(Data excerpts)
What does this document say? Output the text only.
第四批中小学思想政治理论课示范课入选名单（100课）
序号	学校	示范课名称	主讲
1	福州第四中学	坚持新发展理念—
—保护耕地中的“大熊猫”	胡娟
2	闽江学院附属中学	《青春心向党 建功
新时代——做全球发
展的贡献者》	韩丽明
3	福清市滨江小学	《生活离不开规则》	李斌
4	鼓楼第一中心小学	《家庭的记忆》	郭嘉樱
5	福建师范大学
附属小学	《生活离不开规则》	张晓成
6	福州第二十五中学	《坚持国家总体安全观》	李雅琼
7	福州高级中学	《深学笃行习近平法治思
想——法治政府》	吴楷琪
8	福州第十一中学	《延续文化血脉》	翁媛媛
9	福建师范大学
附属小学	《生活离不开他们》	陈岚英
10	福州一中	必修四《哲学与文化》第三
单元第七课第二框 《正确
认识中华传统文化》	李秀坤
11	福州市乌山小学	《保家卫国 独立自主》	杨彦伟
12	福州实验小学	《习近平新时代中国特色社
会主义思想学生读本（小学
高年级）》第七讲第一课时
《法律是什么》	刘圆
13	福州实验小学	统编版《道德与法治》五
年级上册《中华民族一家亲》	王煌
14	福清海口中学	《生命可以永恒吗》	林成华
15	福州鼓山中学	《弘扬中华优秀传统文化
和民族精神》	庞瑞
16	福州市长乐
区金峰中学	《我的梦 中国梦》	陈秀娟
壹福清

▶ **What you will do**
Search the data for "福州实验小学". Copy every matching line.

▶ **The reply**
12	福州实验小学	《习近平新时代中国特色社
13	福州实验小学	统编版《道德与法治》五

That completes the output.